Collect from the data below each line with "JSON".

::: SUPPLIED MATERIAL

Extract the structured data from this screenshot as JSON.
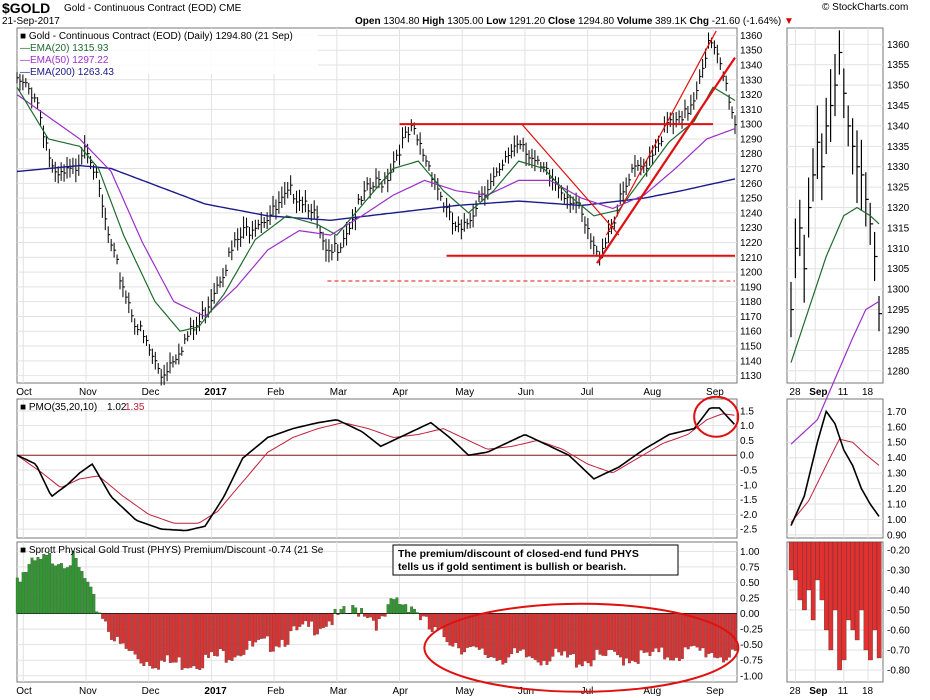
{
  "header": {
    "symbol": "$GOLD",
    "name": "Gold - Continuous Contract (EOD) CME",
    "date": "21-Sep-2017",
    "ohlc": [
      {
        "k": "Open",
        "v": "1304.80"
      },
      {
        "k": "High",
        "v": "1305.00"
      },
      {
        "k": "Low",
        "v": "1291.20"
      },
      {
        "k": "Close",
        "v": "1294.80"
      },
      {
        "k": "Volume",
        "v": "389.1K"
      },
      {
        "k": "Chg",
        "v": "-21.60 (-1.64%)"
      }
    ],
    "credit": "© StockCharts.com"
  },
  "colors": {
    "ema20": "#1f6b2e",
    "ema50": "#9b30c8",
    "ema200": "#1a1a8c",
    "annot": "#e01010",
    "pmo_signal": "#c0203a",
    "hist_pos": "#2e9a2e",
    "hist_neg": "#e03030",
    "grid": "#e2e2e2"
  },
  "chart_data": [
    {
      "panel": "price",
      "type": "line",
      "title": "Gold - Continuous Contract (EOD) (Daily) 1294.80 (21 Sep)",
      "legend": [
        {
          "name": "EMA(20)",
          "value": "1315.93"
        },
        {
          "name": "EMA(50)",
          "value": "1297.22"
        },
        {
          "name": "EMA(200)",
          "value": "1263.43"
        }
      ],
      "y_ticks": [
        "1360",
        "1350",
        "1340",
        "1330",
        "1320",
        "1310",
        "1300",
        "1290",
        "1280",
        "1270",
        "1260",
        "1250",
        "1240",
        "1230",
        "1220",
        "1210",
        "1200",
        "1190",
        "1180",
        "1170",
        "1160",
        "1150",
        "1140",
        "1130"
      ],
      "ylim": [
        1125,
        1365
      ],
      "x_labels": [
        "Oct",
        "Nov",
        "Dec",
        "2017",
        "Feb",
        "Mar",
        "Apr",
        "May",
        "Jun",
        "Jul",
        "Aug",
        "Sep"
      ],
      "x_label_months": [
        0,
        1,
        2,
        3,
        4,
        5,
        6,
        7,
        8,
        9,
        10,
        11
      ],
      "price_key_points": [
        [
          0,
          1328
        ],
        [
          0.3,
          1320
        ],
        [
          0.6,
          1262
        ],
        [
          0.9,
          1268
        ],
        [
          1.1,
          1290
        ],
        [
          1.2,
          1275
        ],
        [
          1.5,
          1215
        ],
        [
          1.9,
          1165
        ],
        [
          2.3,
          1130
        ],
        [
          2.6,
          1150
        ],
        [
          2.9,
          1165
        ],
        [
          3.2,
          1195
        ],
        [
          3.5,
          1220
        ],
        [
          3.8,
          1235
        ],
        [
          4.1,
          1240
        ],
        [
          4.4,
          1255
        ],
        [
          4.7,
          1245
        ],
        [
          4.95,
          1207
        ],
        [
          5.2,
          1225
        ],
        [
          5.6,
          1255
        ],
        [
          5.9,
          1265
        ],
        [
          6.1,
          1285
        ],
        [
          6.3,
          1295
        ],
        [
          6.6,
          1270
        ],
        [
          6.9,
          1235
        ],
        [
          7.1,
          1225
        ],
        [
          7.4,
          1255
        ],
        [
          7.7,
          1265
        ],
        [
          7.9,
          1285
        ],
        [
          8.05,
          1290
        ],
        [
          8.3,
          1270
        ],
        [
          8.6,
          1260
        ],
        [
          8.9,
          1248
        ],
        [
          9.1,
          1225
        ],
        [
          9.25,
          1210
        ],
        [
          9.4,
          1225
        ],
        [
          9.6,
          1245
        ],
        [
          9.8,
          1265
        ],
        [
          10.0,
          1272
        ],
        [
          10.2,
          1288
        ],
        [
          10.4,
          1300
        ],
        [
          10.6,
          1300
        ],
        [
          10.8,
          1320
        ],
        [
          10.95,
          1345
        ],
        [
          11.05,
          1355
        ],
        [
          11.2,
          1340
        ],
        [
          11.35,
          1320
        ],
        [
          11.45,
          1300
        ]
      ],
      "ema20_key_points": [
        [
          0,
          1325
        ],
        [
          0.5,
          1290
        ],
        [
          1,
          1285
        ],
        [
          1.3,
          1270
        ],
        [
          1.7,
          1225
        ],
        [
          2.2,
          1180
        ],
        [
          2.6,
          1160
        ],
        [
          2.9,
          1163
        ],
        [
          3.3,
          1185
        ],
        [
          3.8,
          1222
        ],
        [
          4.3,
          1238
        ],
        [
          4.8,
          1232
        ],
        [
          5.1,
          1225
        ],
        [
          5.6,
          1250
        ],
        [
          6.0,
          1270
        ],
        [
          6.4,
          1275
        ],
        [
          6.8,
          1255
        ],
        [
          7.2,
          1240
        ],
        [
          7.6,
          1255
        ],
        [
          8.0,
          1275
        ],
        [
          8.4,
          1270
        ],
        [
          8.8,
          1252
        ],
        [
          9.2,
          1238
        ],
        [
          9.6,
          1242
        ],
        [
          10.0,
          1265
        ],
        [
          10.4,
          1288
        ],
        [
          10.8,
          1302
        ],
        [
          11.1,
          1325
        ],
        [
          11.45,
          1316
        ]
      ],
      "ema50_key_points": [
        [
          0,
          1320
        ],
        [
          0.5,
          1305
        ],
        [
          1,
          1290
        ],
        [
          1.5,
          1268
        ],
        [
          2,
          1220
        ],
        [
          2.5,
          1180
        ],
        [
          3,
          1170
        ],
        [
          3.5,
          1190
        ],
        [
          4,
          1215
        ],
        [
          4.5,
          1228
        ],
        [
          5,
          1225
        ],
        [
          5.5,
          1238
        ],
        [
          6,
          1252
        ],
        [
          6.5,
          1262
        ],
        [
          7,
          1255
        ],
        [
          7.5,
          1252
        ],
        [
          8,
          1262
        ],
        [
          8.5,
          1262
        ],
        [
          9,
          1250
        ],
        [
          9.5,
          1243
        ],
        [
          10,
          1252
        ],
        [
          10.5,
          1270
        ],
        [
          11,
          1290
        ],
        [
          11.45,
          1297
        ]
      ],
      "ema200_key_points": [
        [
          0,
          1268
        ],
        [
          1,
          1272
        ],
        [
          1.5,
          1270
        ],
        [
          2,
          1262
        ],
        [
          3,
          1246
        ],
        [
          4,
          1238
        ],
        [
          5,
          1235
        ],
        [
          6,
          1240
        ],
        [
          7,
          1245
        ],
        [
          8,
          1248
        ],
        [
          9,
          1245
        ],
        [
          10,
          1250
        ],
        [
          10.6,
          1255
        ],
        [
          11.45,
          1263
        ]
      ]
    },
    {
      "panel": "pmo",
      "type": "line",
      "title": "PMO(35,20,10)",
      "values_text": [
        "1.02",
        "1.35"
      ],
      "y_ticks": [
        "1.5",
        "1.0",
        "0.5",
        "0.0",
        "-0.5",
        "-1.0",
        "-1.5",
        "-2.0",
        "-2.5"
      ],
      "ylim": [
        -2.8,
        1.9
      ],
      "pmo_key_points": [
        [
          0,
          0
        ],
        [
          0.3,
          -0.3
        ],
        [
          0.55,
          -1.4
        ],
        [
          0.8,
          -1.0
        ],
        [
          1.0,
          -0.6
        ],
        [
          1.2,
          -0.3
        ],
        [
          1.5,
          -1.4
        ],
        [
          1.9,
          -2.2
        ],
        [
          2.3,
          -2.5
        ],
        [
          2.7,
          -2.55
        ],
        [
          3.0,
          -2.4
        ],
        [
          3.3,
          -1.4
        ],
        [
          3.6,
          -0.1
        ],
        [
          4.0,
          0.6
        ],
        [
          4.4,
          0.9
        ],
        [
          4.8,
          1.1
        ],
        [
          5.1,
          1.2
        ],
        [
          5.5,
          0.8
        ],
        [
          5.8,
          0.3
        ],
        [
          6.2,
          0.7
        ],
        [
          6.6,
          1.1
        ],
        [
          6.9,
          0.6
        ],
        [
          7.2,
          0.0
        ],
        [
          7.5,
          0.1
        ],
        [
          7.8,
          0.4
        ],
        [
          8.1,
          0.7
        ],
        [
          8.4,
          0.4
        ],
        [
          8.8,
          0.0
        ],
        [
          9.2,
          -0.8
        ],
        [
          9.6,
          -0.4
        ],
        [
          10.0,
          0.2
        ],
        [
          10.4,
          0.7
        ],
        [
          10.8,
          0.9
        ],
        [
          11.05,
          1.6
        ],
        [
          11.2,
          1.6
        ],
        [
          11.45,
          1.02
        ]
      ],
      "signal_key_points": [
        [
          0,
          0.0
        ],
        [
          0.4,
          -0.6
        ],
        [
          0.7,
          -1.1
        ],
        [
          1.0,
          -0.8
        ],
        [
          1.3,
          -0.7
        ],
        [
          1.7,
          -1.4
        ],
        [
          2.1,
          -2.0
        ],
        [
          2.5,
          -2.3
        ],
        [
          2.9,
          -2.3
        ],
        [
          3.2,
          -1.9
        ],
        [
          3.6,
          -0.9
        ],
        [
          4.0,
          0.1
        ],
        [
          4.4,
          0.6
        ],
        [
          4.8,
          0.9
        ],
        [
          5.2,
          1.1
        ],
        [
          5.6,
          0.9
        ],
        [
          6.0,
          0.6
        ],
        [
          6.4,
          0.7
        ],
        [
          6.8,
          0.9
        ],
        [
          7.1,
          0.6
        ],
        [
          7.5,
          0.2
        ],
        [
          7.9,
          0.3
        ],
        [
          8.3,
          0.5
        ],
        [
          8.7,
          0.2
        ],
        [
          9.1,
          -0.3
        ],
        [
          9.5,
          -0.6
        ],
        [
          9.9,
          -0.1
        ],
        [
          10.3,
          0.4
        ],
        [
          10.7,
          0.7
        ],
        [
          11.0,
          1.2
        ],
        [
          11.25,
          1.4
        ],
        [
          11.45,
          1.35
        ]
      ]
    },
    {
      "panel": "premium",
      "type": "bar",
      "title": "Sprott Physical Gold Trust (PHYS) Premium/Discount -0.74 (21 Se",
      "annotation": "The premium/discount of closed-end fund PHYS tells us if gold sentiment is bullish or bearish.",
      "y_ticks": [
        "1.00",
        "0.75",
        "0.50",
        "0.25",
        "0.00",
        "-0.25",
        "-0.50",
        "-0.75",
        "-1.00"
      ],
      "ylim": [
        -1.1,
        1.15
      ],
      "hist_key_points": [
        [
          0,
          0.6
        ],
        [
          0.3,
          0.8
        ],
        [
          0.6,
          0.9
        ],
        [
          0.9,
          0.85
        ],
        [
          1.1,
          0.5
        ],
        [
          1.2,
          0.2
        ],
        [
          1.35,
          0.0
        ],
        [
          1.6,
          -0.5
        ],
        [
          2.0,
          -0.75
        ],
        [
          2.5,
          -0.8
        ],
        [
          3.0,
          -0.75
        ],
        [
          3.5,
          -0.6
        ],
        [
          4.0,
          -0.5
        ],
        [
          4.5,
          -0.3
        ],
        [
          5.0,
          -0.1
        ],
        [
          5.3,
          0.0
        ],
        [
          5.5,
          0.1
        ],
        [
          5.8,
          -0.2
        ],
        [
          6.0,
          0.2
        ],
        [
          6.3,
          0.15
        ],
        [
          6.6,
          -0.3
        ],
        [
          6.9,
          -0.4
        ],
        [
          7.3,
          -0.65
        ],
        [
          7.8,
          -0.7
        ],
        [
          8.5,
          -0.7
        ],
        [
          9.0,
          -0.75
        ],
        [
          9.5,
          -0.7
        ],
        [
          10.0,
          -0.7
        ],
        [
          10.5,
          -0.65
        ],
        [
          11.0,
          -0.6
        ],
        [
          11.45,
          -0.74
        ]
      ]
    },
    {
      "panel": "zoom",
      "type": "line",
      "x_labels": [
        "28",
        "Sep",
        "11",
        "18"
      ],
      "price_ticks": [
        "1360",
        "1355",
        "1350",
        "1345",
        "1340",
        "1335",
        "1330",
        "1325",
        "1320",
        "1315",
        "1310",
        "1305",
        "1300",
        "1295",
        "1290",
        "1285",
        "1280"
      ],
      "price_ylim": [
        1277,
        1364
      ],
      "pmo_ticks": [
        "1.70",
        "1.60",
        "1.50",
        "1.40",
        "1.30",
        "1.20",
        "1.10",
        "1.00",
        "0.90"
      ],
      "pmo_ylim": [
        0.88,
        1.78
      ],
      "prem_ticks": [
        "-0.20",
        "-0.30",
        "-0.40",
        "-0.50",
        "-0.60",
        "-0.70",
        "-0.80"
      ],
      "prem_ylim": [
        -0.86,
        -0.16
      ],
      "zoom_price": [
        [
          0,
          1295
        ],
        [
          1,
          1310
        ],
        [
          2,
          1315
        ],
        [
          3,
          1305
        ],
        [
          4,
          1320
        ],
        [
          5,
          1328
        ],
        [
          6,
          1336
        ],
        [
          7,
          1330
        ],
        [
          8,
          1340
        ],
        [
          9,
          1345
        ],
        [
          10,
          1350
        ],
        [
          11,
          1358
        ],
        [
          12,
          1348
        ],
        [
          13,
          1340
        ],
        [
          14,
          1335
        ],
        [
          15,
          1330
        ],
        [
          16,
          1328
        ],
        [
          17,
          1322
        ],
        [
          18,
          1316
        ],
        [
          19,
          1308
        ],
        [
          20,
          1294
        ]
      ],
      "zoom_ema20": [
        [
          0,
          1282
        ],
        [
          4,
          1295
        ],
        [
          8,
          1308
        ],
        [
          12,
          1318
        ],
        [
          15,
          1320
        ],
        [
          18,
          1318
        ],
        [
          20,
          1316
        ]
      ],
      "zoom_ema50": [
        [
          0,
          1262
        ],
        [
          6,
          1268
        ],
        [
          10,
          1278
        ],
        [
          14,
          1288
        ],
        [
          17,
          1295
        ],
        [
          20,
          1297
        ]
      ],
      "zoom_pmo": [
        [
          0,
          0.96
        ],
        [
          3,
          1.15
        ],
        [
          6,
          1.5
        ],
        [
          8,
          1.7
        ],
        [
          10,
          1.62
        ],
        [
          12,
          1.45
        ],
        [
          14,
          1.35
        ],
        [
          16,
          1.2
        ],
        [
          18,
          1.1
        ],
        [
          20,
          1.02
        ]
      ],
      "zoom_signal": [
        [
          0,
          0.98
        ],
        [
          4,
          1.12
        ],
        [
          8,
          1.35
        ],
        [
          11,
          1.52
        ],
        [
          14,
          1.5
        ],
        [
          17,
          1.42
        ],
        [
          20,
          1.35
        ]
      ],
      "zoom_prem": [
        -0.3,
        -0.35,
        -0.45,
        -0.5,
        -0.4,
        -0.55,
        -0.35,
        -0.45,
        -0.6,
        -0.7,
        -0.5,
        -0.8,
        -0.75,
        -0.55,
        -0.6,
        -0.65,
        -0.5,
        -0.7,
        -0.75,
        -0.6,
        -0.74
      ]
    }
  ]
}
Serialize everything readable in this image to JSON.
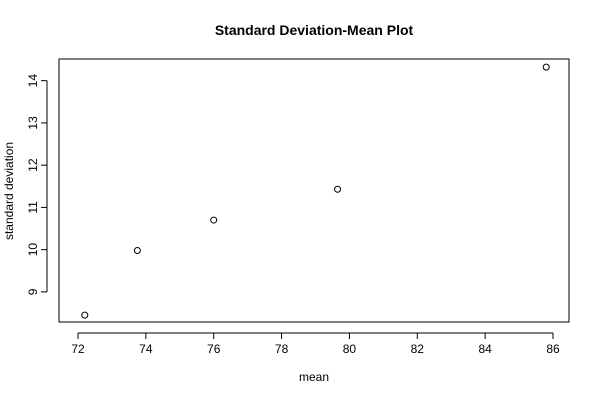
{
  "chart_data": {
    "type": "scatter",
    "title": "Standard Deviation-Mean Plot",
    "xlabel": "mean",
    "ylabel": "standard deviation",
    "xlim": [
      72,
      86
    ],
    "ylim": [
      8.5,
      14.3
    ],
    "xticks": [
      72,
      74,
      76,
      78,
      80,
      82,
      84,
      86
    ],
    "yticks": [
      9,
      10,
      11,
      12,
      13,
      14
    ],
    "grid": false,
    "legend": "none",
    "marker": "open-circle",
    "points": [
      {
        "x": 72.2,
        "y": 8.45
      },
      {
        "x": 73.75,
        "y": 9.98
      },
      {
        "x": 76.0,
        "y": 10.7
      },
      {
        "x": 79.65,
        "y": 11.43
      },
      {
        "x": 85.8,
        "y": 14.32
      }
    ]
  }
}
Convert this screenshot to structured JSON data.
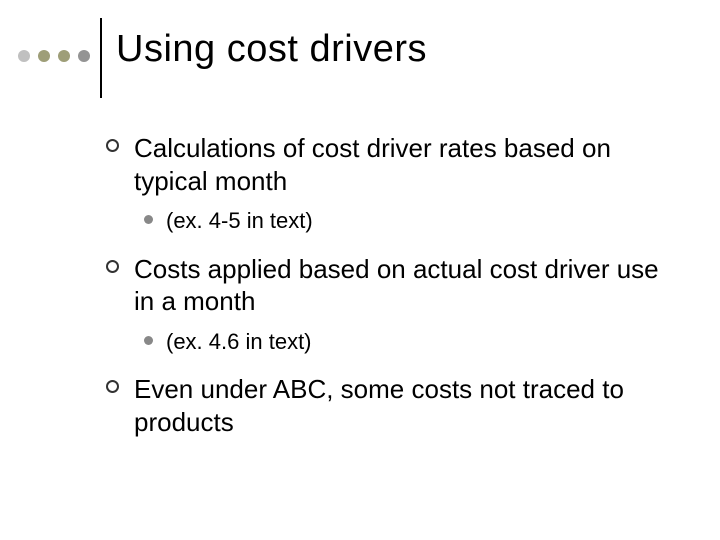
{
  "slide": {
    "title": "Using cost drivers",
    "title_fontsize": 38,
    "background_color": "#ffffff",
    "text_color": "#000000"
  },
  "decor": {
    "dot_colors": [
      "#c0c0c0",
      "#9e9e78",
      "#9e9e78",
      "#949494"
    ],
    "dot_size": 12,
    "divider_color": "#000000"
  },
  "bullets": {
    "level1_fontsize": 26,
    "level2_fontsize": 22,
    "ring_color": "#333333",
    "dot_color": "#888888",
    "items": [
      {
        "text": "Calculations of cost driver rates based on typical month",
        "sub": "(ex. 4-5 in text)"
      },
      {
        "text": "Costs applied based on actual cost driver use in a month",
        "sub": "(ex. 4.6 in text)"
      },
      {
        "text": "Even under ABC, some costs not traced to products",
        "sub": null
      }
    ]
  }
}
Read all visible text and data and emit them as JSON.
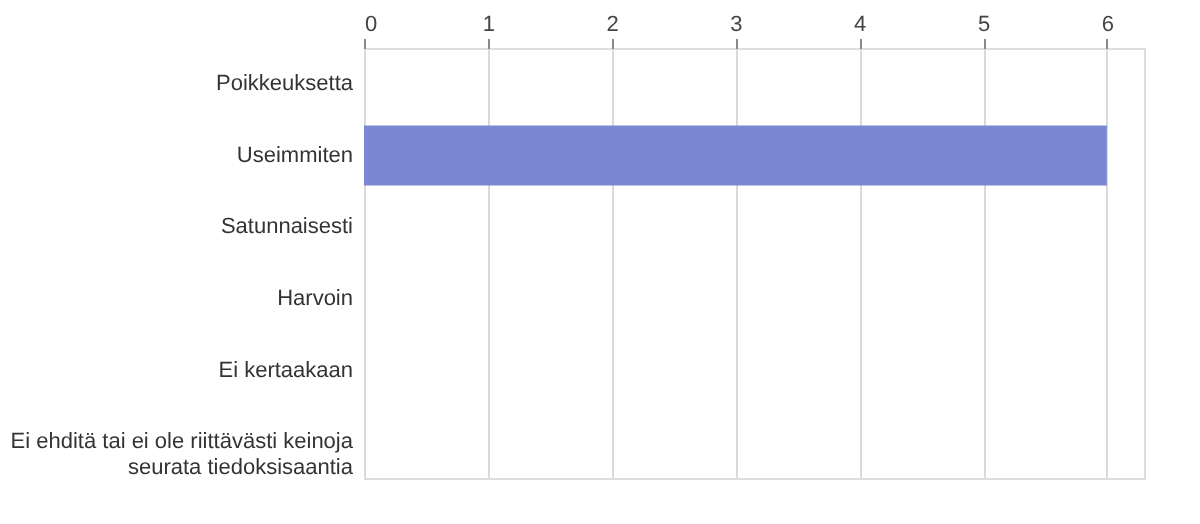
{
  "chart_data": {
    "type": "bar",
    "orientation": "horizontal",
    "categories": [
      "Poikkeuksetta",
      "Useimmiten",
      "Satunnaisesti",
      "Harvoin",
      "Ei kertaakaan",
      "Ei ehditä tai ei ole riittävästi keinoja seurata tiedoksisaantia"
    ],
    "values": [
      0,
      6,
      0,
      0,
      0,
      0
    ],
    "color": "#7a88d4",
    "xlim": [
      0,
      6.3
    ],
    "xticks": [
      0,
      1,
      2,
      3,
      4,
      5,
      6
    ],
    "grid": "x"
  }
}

::::::

▶ _REPLY TO THE EXERCISE_
Extract the structured data from this screenshot as JSON.
Serialize everything readable in this image to JSON.
Convert this screenshot to structured JSON data.
Read all visible text and data and emit them as JSON.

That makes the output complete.